[AIM OF THE TASK]: Go through the entries and count the lines with the string "text" in them. Give only that number.

[MATERIAL SHOWN]:
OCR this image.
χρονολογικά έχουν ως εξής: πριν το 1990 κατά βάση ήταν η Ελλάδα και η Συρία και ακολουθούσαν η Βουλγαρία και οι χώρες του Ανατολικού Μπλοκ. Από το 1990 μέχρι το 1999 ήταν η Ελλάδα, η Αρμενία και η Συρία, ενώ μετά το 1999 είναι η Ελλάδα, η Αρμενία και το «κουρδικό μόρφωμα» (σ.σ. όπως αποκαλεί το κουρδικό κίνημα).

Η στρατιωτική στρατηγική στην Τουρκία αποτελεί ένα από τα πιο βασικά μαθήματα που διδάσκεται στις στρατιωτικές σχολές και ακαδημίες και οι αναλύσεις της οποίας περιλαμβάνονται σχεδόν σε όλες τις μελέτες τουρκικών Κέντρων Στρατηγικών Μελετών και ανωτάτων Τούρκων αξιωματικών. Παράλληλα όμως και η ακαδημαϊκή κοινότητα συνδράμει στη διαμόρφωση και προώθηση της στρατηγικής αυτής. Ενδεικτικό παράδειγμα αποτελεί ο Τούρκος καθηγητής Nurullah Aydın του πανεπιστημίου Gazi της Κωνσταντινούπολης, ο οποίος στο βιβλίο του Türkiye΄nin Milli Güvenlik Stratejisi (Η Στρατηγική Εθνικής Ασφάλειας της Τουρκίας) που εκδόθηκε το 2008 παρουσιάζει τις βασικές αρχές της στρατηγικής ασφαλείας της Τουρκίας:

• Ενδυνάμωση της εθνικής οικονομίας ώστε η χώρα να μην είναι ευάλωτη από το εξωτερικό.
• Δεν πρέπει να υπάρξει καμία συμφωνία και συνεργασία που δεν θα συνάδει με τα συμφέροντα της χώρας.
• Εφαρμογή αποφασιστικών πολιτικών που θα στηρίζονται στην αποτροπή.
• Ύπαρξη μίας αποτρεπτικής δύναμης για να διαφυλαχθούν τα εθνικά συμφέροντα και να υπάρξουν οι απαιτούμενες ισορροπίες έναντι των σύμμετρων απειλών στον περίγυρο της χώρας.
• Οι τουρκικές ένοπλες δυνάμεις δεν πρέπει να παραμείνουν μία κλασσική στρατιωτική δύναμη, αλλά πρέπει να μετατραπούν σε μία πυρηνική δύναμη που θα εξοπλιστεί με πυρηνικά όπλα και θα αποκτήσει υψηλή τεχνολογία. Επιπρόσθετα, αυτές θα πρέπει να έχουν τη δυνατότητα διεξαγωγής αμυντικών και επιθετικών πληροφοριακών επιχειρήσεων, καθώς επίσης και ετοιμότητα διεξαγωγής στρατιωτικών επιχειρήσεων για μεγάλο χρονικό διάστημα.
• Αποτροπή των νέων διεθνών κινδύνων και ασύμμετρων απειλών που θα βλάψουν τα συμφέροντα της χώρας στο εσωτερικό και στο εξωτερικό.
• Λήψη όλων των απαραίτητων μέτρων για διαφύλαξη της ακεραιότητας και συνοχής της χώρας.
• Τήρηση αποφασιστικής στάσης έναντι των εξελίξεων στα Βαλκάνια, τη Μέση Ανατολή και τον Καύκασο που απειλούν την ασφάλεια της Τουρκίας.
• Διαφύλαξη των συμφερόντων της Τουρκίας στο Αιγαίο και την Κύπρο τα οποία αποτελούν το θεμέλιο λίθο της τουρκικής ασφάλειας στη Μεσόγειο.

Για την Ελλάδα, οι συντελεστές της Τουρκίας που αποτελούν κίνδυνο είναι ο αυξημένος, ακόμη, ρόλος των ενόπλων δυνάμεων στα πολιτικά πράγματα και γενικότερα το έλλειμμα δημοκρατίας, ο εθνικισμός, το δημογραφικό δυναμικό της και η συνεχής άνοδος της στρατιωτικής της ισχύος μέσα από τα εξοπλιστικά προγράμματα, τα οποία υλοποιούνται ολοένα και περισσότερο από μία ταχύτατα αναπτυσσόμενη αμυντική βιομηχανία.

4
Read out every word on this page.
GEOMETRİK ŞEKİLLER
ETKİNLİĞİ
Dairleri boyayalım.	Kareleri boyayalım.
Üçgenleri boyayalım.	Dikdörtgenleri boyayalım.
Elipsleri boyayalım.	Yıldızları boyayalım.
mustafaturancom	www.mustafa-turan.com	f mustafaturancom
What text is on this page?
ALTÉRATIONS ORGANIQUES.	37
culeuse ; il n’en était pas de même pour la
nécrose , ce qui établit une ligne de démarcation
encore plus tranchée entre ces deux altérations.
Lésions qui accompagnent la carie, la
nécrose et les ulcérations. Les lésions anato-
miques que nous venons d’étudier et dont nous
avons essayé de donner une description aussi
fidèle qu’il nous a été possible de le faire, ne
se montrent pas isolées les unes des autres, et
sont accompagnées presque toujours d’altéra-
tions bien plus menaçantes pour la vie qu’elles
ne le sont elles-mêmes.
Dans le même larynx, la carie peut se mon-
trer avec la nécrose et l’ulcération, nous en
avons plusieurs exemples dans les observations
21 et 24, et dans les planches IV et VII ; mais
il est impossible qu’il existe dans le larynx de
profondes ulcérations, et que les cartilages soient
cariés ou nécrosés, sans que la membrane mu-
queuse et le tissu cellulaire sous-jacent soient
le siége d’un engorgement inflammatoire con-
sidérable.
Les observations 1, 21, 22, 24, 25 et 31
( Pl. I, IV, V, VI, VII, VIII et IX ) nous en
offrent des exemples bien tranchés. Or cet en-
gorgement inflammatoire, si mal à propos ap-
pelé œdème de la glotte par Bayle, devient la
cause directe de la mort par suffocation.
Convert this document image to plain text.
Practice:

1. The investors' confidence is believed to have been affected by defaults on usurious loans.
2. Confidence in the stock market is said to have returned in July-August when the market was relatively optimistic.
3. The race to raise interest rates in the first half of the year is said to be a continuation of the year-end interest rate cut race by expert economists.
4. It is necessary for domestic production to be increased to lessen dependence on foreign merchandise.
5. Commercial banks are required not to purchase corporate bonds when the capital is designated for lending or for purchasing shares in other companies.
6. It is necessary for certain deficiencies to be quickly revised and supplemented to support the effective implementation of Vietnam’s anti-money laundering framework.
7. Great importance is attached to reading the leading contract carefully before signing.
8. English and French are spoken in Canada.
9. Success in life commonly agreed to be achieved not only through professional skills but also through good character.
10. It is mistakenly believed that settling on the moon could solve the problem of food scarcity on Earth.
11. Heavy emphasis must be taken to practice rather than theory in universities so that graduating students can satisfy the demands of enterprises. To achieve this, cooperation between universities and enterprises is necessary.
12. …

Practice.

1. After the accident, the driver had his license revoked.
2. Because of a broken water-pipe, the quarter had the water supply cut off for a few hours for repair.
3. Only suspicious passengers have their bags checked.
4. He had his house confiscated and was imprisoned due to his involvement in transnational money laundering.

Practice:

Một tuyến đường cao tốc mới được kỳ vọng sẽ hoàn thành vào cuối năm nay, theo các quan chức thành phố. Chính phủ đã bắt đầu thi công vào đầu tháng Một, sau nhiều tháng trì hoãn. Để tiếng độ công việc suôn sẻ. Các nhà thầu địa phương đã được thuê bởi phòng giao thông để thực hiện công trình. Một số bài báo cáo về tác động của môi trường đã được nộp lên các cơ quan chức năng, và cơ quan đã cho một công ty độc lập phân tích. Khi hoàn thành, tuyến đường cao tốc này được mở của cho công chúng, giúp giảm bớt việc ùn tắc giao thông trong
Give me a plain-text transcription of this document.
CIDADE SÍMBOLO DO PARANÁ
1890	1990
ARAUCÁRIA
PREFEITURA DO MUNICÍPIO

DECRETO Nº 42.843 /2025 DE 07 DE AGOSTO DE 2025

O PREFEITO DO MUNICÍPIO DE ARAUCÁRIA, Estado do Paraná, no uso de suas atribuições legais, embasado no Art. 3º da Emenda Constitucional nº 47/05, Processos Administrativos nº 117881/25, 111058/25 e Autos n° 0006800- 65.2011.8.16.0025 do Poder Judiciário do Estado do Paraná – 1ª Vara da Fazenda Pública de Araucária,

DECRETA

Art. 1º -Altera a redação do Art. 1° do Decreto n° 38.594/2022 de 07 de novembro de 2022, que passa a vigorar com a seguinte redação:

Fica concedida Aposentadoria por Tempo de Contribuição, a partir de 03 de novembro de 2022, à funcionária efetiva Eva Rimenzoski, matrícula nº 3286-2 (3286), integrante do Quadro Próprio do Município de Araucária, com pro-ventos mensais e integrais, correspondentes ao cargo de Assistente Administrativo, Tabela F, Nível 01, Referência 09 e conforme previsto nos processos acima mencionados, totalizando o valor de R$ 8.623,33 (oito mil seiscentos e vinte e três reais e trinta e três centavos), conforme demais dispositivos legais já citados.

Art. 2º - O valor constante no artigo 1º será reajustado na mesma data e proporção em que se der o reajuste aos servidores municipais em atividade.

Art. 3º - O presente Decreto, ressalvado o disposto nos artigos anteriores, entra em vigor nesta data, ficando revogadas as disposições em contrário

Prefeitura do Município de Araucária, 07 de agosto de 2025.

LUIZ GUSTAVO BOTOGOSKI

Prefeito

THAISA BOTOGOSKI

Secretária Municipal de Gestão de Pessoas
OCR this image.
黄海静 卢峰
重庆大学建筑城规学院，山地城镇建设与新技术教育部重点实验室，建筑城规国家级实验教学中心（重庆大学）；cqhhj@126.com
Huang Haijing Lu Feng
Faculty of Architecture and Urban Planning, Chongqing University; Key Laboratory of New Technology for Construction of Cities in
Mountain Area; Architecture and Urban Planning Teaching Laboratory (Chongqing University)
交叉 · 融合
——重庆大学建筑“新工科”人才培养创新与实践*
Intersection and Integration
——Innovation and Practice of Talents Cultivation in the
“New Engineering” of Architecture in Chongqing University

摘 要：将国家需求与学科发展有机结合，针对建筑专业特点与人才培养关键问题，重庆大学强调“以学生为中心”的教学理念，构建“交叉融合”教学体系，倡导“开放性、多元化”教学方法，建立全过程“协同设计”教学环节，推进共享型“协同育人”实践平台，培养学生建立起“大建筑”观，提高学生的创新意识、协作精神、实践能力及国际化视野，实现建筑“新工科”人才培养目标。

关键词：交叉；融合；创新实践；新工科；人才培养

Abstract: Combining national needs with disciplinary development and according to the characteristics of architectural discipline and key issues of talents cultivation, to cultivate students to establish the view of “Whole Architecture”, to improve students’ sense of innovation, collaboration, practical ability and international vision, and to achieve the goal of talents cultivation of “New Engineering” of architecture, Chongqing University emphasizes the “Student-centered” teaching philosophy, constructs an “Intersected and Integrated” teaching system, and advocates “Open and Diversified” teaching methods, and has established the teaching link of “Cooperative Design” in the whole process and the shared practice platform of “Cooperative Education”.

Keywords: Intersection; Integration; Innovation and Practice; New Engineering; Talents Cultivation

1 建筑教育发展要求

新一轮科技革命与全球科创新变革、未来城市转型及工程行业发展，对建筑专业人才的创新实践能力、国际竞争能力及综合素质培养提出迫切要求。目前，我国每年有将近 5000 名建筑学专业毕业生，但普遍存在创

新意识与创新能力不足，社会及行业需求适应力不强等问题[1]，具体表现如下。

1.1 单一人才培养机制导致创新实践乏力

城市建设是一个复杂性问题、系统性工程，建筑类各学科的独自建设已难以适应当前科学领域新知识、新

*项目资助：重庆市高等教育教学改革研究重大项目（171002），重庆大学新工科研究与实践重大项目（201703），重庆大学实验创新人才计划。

[WRITTEN SOLUTION]: 3